— START Records for this exercise —
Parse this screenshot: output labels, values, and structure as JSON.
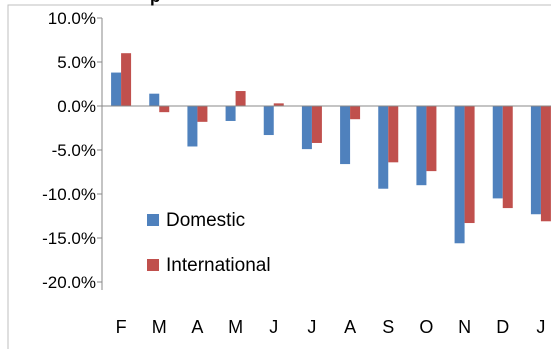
{
  "chart_data": {
    "type": "bar",
    "title": "p",
    "categories": [
      "F",
      "M",
      "A",
      "M",
      "J",
      "J",
      "A",
      "S",
      "O",
      "N",
      "D",
      "J"
    ],
    "series": [
      {
        "name": "Domestic",
        "color": "#4F81BD",
        "values": [
          3.8,
          1.4,
          -4.6,
          -1.7,
          -3.3,
          -4.9,
          -6.6,
          -9.4,
          -9.0,
          -15.6,
          -10.5,
          -12.3
        ]
      },
      {
        "name": "International",
        "color": "#C0504D",
        "values": [
          6.0,
          -0.7,
          -1.8,
          1.7,
          0.3,
          -4.2,
          -1.5,
          -6.4,
          -7.4,
          -13.3,
          -11.6,
          -13.1
        ]
      }
    ],
    "ylim": [
      -20,
      10
    ],
    "yticks": [
      "10.0%",
      "5.0%",
      "0.0%",
      "-5.0%",
      "-10.0%",
      "-15.0%",
      "-20.0%"
    ],
    "ytick_values": [
      10,
      5,
      0,
      -5,
      -10,
      -15,
      -20
    ],
    "xlabel": "",
    "ylabel": "",
    "grid": false,
    "legend_position": "bottom-left"
  }
}
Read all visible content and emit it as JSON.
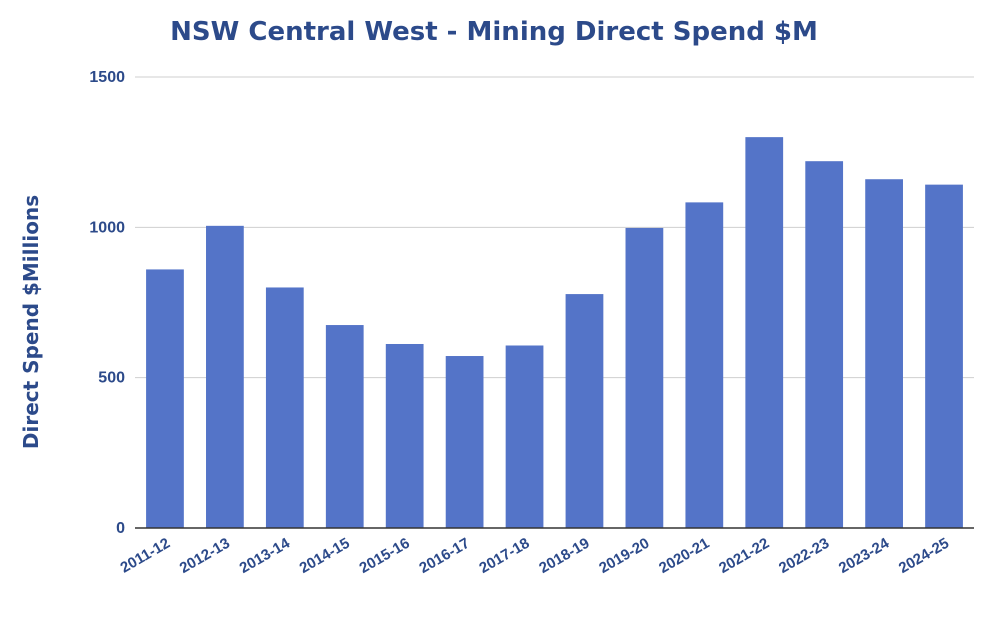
{
  "chart_data": {
    "type": "bar",
    "title": "NSW Central West - Mining Direct Spend $M",
    "xlabel": "",
    "ylabel": "Direct Spend $Millions",
    "categories": [
      "2011-12",
      "2012-13",
      "2013-14",
      "2014-15",
      "2015-16",
      "2016-17",
      "2017-18",
      "2018-19",
      "2019-20",
      "2020-21",
      "2021-22",
      "2022-23",
      "2023-24",
      "2024-25"
    ],
    "values": [
      860,
      1005,
      800,
      675,
      612,
      572,
      607,
      778,
      998,
      1083,
      1300,
      1220,
      1160,
      1142
    ],
    "ylim": [
      0,
      1500
    ],
    "yticks": [
      "0",
      "500",
      "1000",
      "1500"
    ],
    "grid": true,
    "legend": "none",
    "colors": {
      "bar": "#5474c8",
      "text": "#2c4a8a",
      "grid": "#cfcfcf"
    }
  }
}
— END Records for this exercise —
> _Challenge_:
Output the data exactly. Pictures don't belong in the result.

> _Answer below_:
Parse this screenshot: output labels, values, and structure as JSON.
{
  "chart_data": {
    "type": "bar",
    "title": "p",
    "categories": [
      "F",
      "M",
      "A",
      "M",
      "J",
      "J",
      "A",
      "S",
      "O",
      "N",
      "D",
      "J"
    ],
    "series": [
      {
        "name": "Domestic",
        "color": "#4F81BD",
        "values": [
          3.8,
          1.4,
          -4.6,
          -1.7,
          -3.3,
          -4.9,
          -6.6,
          -9.4,
          -9.0,
          -15.6,
          -10.5,
          -12.3
        ]
      },
      {
        "name": "International",
        "color": "#C0504D",
        "values": [
          6.0,
          -0.7,
          -1.8,
          1.7,
          0.3,
          -4.2,
          -1.5,
          -6.4,
          -7.4,
          -13.3,
          -11.6,
          -13.1
        ]
      }
    ],
    "ylim": [
      -20,
      10
    ],
    "yticks": [
      "10.0%",
      "5.0%",
      "0.0%",
      "-5.0%",
      "-10.0%",
      "-15.0%",
      "-20.0%"
    ],
    "ytick_values": [
      10,
      5,
      0,
      -5,
      -10,
      -15,
      -20
    ],
    "xlabel": "",
    "ylabel": "",
    "grid": false,
    "legend_position": "bottom-left"
  }
}
Read all visible content and emit it as JSON.
{
  "chart_data": {
    "type": "bar",
    "title": "NSW Central West - Mining Direct Spend $M",
    "xlabel": "",
    "ylabel": "Direct Spend $Millions",
    "categories": [
      "2011-12",
      "2012-13",
      "2013-14",
      "2014-15",
      "2015-16",
      "2016-17",
      "2017-18",
      "2018-19",
      "2019-20",
      "2020-21",
      "2021-22",
      "2022-23",
      "2023-24",
      "2024-25"
    ],
    "values": [
      860,
      1005,
      800,
      675,
      612,
      572,
      607,
      778,
      998,
      1083,
      1300,
      1220,
      1160,
      1142
    ],
    "ylim": [
      0,
      1500
    ],
    "yticks": [
      "0",
      "500",
      "1000",
      "1500"
    ],
    "grid": true,
    "legend": "none",
    "colors": {
      "bar": "#5474c8",
      "text": "#2c4a8a",
      "grid": "#cfcfcf"
    }
  }
}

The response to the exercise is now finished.